◆ Set task ◆
Copy out each line in the material below that has the word "JSON".

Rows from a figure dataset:
• • • •
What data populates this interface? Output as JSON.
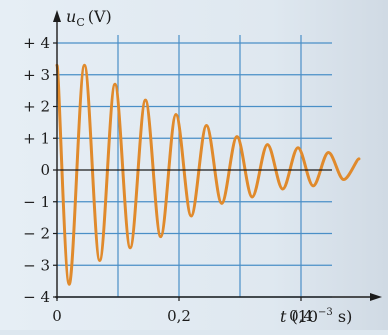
{
  "chart_data": {
    "type": "line",
    "title": "",
    "ylabel_symbol": "u",
    "ylabel_subscript": "C",
    "ylabel_unit": "(V)",
    "xlabel_symbol": "t",
    "xlabel_unit_prefix": "(10",
    "xlabel_unit_exponent": "−3",
    "xlabel_unit_suffix": " s)",
    "xlim": [
      0,
      0.5
    ],
    "ylim": [
      -4,
      4
    ],
    "grid": true,
    "x_ticks": [
      {
        "value": 0,
        "label": "0"
      },
      {
        "value": 0.2,
        "label": "0,2"
      },
      {
        "value": 0.4,
        "label": "0,4"
      }
    ],
    "y_ticks": [
      {
        "value": 4,
        "label": "+ 4"
      },
      {
        "value": 3,
        "label": "+ 3"
      },
      {
        "value": 2,
        "label": "+ 2"
      },
      {
        "value": 1,
        "label": "+ 1"
      },
      {
        "value": 0,
        "label": "0"
      },
      {
        "value": -1,
        "label": "− 1"
      },
      {
        "value": -2,
        "label": "− 2"
      },
      {
        "value": -3,
        "label": "− 3"
      },
      {
        "value": -4,
        "label": "− 4"
      }
    ],
    "series": [
      {
        "color": "#e08a2c",
        "x": [
          0,
          0.02,
          0.045,
          0.07,
          0.095,
          0.12,
          0.145,
          0.17,
          0.195,
          0.22,
          0.245,
          0.27,
          0.295,
          0.32,
          0.345,
          0.37,
          0.395,
          0.42,
          0.445,
          0.47,
          0.495
        ],
        "y": [
          3.3,
          -3.6,
          3.3,
          -2.85,
          2.7,
          -2.45,
          2.2,
          -2.1,
          1.75,
          -1.45,
          1.4,
          -1.05,
          1.05,
          -0.85,
          0.8,
          -0.6,
          0.7,
          -0.5,
          0.55,
          -0.3,
          0.35
        ]
      }
    ]
  },
  "colors": {
    "grid": "#4a8fc7",
    "axis": "#1c1c1c",
    "curve": "#e08a2c"
  }
}
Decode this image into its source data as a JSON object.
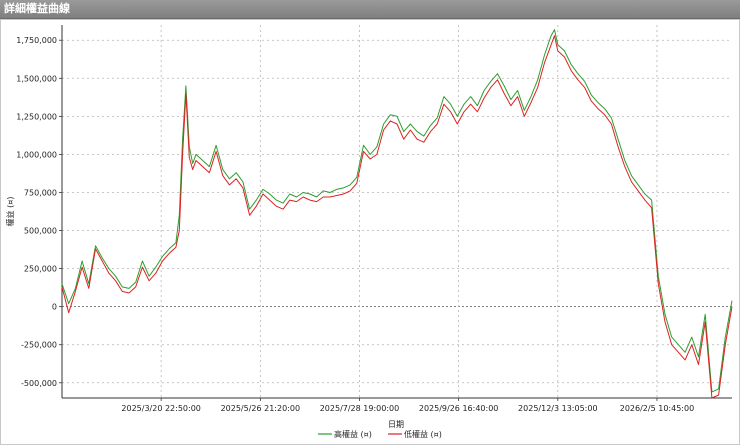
{
  "window": {
    "title": "詳細權益曲線"
  },
  "chart_data": {
    "type": "line",
    "title": "",
    "xlabel": "日期",
    "ylabel": "權益 (¤)",
    "ylim": [
      -600000,
      1850000
    ],
    "yticks": [
      -500000,
      -250000,
      0,
      250000,
      500000,
      750000,
      1000000,
      1250000,
      1500000,
      1750000
    ],
    "ytick_labels": [
      "-500,000",
      "-250,000",
      "0",
      "250,000",
      "500,000",
      "750,000",
      "1,000,000",
      "1,250,000",
      "1,500,000",
      "1,750,000"
    ],
    "xticks": [
      {
        "label": "2025/3/20 22:50:00",
        "t": 0.148
      },
      {
        "label": "2025/5/26 21:20:00",
        "t": 0.296
      },
      {
        "label": "2025/7/28 19:00:00",
        "t": 0.444
      },
      {
        "label": "2025/9/26 16:40:00",
        "t": 0.592
      },
      {
        "label": "2025/12/3 13:05:00",
        "t": 0.74
      },
      {
        "label": "2026/2/5 10:45:00",
        "t": 0.888
      }
    ],
    "grid": true,
    "legend_position": "bottom-right",
    "series": [
      {
        "name": "高權益 (¤)",
        "color": "#2e9e2e",
        "t": [
          0.0,
          0.01,
          0.02,
          0.03,
          0.04,
          0.05,
          0.06,
          0.07,
          0.08,
          0.09,
          0.1,
          0.11,
          0.12,
          0.13,
          0.14,
          0.15,
          0.16,
          0.17,
          0.175,
          0.18,
          0.185,
          0.19,
          0.195,
          0.2,
          0.21,
          0.22,
          0.23,
          0.24,
          0.25,
          0.26,
          0.27,
          0.28,
          0.29,
          0.3,
          0.31,
          0.32,
          0.33,
          0.34,
          0.35,
          0.36,
          0.37,
          0.38,
          0.39,
          0.4,
          0.41,
          0.42,
          0.43,
          0.44,
          0.45,
          0.46,
          0.47,
          0.48,
          0.49,
          0.5,
          0.51,
          0.52,
          0.53,
          0.54,
          0.55,
          0.56,
          0.57,
          0.58,
          0.59,
          0.6,
          0.61,
          0.62,
          0.63,
          0.64,
          0.65,
          0.66,
          0.67,
          0.68,
          0.69,
          0.7,
          0.71,
          0.72,
          0.73,
          0.735,
          0.74,
          0.75,
          0.76,
          0.77,
          0.78,
          0.79,
          0.8,
          0.81,
          0.82,
          0.83,
          0.84,
          0.85,
          0.86,
          0.87,
          0.88,
          0.89,
          0.9,
          0.91,
          0.92,
          0.93,
          0.94,
          0.95,
          0.96,
          0.97,
          0.98,
          0.99,
          1.0
        ],
        "values": [
          150000,
          20000,
          120000,
          300000,
          150000,
          400000,
          320000,
          250000,
          200000,
          130000,
          120000,
          160000,
          300000,
          200000,
          260000,
          330000,
          380000,
          420000,
          600000,
          1100000,
          1450000,
          1050000,
          940000,
          1000000,
          960000,
          920000,
          1060000,
          900000,
          840000,
          880000,
          820000,
          640000,
          700000,
          770000,
          740000,
          700000,
          680000,
          740000,
          720000,
          750000,
          740000,
          720000,
          760000,
          750000,
          770000,
          780000,
          800000,
          850000,
          1060000,
          1000000,
          1050000,
          1200000,
          1260000,
          1250000,
          1150000,
          1200000,
          1150000,
          1120000,
          1190000,
          1240000,
          1380000,
          1330000,
          1250000,
          1330000,
          1380000,
          1320000,
          1420000,
          1480000,
          1530000,
          1450000,
          1360000,
          1420000,
          1290000,
          1380000,
          1490000,
          1650000,
          1780000,
          1820000,
          1720000,
          1680000,
          1590000,
          1530000,
          1480000,
          1390000,
          1340000,
          1300000,
          1240000,
          1100000,
          960000,
          860000,
          800000,
          740000,
          700000,
          200000,
          -50000,
          -200000,
          -250000,
          -300000,
          -200000,
          -330000,
          -50000,
          -560000,
          -540000,
          -200000,
          40000
        ]
      },
      {
        "name": "低權益 (¤)",
        "color": "#dd2222",
        "t": [
          0.0,
          0.01,
          0.02,
          0.03,
          0.04,
          0.05,
          0.06,
          0.07,
          0.08,
          0.09,
          0.1,
          0.11,
          0.12,
          0.13,
          0.14,
          0.15,
          0.16,
          0.17,
          0.175,
          0.18,
          0.185,
          0.19,
          0.195,
          0.2,
          0.21,
          0.22,
          0.23,
          0.24,
          0.25,
          0.26,
          0.27,
          0.28,
          0.29,
          0.3,
          0.31,
          0.32,
          0.33,
          0.34,
          0.35,
          0.36,
          0.37,
          0.38,
          0.39,
          0.4,
          0.41,
          0.42,
          0.43,
          0.44,
          0.45,
          0.46,
          0.47,
          0.48,
          0.49,
          0.5,
          0.51,
          0.52,
          0.53,
          0.54,
          0.55,
          0.56,
          0.57,
          0.58,
          0.59,
          0.6,
          0.61,
          0.62,
          0.63,
          0.64,
          0.65,
          0.66,
          0.67,
          0.68,
          0.69,
          0.7,
          0.71,
          0.72,
          0.73,
          0.735,
          0.74,
          0.75,
          0.76,
          0.77,
          0.78,
          0.79,
          0.8,
          0.81,
          0.82,
          0.83,
          0.84,
          0.85,
          0.86,
          0.87,
          0.88,
          0.89,
          0.9,
          0.91,
          0.92,
          0.93,
          0.94,
          0.95,
          0.96,
          0.97,
          0.98,
          0.99,
          1.0
        ],
        "values": [
          130000,
          -40000,
          100000,
          260000,
          120000,
          380000,
          300000,
          220000,
          170000,
          100000,
          90000,
          130000,
          260000,
          170000,
          220000,
          300000,
          350000,
          390000,
          500000,
          1000000,
          1400000,
          980000,
          900000,
          960000,
          920000,
          880000,
          1020000,
          860000,
          800000,
          840000,
          780000,
          600000,
          660000,
          740000,
          700000,
          660000,
          640000,
          700000,
          690000,
          720000,
          700000,
          690000,
          720000,
          720000,
          730000,
          740000,
          760000,
          810000,
          1020000,
          970000,
          1000000,
          1160000,
          1220000,
          1200000,
          1100000,
          1160000,
          1100000,
          1080000,
          1150000,
          1200000,
          1330000,
          1280000,
          1200000,
          1280000,
          1330000,
          1280000,
          1370000,
          1440000,
          1490000,
          1400000,
          1320000,
          1380000,
          1250000,
          1340000,
          1440000,
          1600000,
          1720000,
          1780000,
          1680000,
          1640000,
          1550000,
          1490000,
          1440000,
          1350000,
          1300000,
          1260000,
          1200000,
          1050000,
          920000,
          820000,
          760000,
          700000,
          650000,
          150000,
          -100000,
          -250000,
          -300000,
          -350000,
          -250000,
          -380000,
          -100000,
          -600000,
          -580000,
          -250000,
          0
        ]
      }
    ]
  }
}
• • • •
◆ The completed task ◆
What data populates this interface? Output as JSON.
Decode this image into its source data as a JSON object.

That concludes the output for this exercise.